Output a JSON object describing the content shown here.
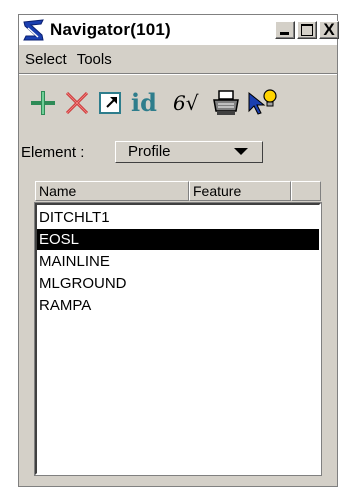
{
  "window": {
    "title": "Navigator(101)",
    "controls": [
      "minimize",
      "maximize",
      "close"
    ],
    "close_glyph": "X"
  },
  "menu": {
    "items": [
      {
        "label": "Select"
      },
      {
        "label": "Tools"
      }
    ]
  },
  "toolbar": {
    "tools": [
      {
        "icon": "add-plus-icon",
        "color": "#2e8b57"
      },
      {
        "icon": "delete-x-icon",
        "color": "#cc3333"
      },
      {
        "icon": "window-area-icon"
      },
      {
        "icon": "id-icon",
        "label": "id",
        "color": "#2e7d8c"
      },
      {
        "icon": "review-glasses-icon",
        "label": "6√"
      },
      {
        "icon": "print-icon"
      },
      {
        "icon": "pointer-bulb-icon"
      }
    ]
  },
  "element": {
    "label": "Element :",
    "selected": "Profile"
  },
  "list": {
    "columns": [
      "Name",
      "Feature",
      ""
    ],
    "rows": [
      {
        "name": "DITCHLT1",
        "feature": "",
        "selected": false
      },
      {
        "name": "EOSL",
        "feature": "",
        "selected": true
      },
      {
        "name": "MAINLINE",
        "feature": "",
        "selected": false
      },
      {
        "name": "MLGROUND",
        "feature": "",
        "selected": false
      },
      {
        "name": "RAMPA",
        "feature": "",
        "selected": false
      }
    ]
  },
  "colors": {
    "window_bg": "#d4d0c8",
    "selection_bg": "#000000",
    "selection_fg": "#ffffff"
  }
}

* * *

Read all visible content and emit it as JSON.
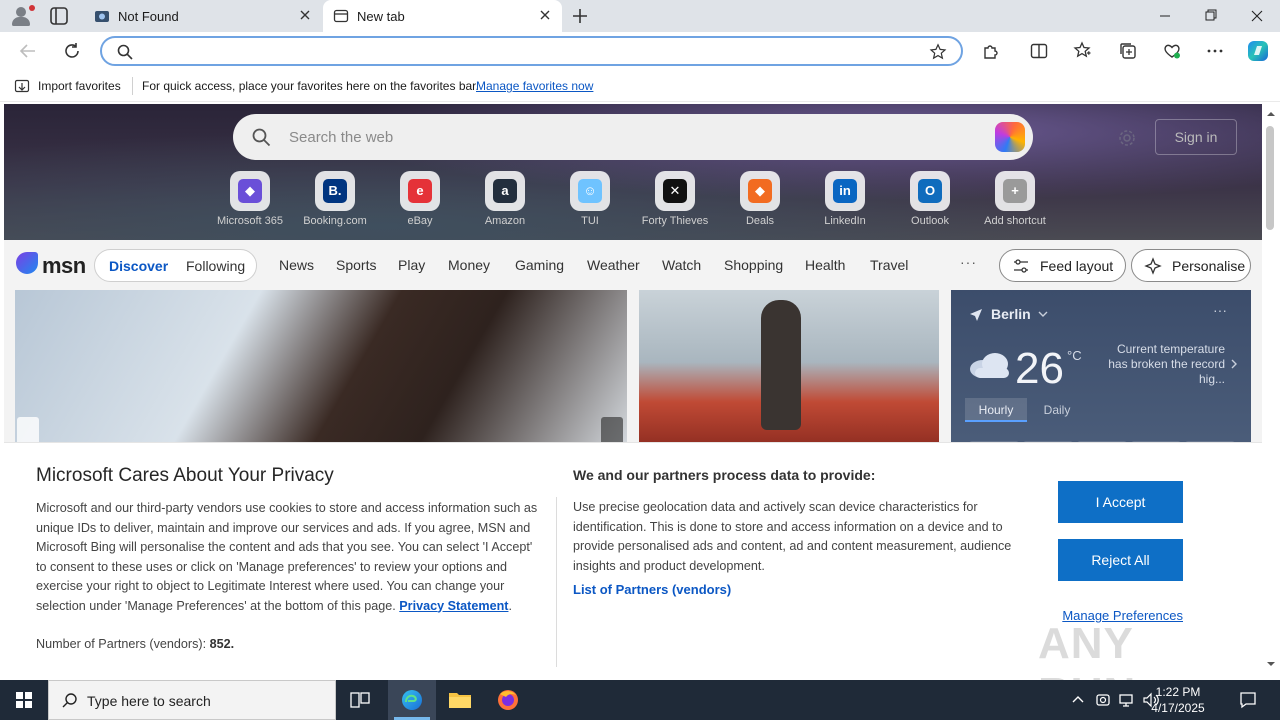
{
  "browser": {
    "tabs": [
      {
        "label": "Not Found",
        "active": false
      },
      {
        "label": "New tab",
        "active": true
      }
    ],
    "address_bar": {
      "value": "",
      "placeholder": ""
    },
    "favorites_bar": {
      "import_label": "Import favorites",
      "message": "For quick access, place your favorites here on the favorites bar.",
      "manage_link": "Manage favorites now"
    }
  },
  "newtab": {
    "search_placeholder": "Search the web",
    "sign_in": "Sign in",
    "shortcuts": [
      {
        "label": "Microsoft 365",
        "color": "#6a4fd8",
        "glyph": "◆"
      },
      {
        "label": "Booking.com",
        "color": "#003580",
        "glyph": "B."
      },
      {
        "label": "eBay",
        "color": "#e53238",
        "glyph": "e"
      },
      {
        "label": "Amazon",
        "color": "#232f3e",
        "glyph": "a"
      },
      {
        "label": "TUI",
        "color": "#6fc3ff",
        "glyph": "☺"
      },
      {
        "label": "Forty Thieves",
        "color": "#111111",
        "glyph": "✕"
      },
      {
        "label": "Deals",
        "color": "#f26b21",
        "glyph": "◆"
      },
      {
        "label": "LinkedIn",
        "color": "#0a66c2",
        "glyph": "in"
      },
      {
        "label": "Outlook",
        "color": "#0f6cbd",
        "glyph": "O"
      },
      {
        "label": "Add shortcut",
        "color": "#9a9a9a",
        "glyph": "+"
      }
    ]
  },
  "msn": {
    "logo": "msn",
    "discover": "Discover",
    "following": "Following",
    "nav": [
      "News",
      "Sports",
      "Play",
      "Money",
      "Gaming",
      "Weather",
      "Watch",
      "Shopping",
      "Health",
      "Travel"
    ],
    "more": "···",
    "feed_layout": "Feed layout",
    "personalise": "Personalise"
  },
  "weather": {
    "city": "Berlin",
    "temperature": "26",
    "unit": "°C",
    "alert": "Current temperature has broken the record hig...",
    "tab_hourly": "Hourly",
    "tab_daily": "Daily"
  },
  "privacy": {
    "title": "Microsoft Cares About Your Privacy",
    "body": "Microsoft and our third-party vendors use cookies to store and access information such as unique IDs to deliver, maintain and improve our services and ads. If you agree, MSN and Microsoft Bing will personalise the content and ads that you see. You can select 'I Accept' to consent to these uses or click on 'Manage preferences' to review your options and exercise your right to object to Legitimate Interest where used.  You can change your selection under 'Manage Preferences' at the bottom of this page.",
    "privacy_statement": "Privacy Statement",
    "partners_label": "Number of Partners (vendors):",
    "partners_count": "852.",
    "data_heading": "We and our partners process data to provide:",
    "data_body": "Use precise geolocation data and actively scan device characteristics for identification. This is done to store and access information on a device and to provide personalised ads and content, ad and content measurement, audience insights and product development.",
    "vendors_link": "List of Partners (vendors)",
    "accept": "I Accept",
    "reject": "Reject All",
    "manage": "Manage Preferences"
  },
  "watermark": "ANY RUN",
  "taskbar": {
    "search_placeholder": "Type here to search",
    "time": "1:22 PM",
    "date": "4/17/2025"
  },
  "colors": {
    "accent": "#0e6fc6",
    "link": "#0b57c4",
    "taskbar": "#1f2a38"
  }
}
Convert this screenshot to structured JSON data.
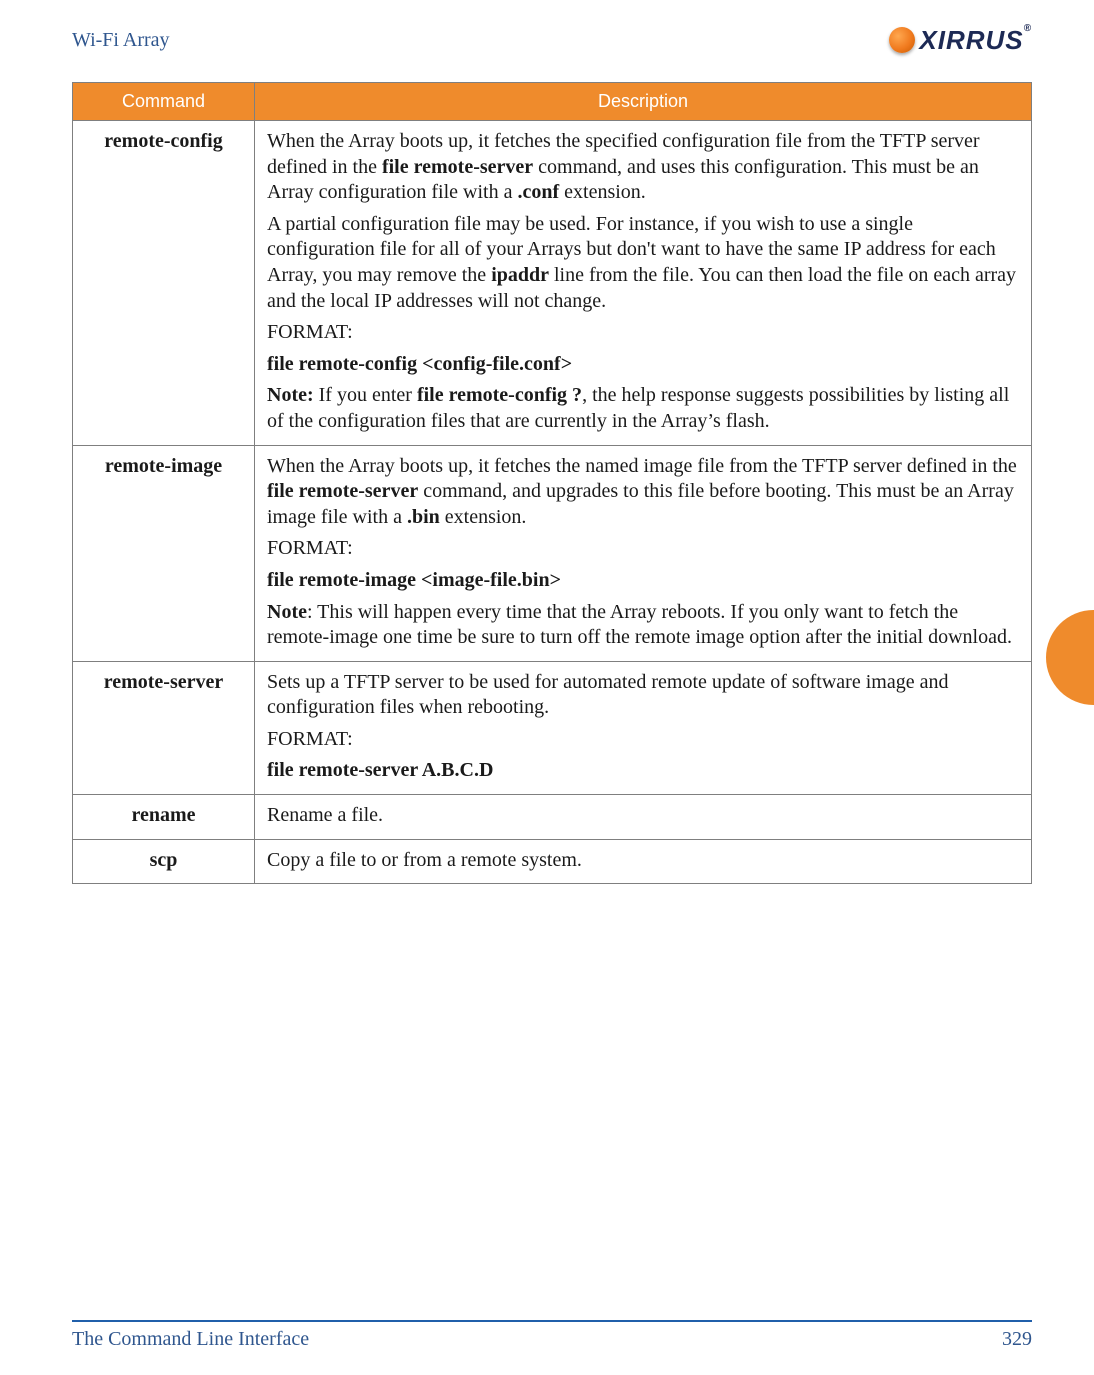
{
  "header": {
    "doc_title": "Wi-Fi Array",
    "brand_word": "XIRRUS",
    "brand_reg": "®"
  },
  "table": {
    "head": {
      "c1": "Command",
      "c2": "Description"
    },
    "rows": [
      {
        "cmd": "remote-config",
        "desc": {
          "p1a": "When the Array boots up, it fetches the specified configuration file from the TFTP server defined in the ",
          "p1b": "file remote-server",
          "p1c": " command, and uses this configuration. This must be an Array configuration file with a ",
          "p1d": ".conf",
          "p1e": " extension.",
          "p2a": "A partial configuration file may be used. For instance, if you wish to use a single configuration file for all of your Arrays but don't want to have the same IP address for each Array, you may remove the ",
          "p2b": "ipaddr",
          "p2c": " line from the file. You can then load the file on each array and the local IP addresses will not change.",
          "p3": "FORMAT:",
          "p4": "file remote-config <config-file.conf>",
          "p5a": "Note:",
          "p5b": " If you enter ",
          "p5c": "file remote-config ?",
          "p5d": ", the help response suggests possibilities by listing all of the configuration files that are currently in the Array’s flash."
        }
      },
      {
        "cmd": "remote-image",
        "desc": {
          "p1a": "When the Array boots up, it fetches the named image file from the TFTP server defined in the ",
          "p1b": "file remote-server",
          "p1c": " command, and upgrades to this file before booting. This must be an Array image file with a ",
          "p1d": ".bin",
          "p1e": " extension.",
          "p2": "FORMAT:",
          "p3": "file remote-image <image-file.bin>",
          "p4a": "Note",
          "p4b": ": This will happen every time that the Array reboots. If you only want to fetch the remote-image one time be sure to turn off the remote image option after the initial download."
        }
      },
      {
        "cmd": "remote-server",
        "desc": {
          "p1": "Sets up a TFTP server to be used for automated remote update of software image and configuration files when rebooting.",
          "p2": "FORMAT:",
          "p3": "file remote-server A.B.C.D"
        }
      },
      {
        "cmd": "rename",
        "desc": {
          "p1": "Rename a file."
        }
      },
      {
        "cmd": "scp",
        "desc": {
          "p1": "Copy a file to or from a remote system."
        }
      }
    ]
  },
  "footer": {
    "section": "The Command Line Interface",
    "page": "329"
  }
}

-- EXERCISE OBJECTIVE --
Find every line containing the word "fetches", then give the total and nothing more.

-- SOLUTION FOR THIS PROBLEM --
2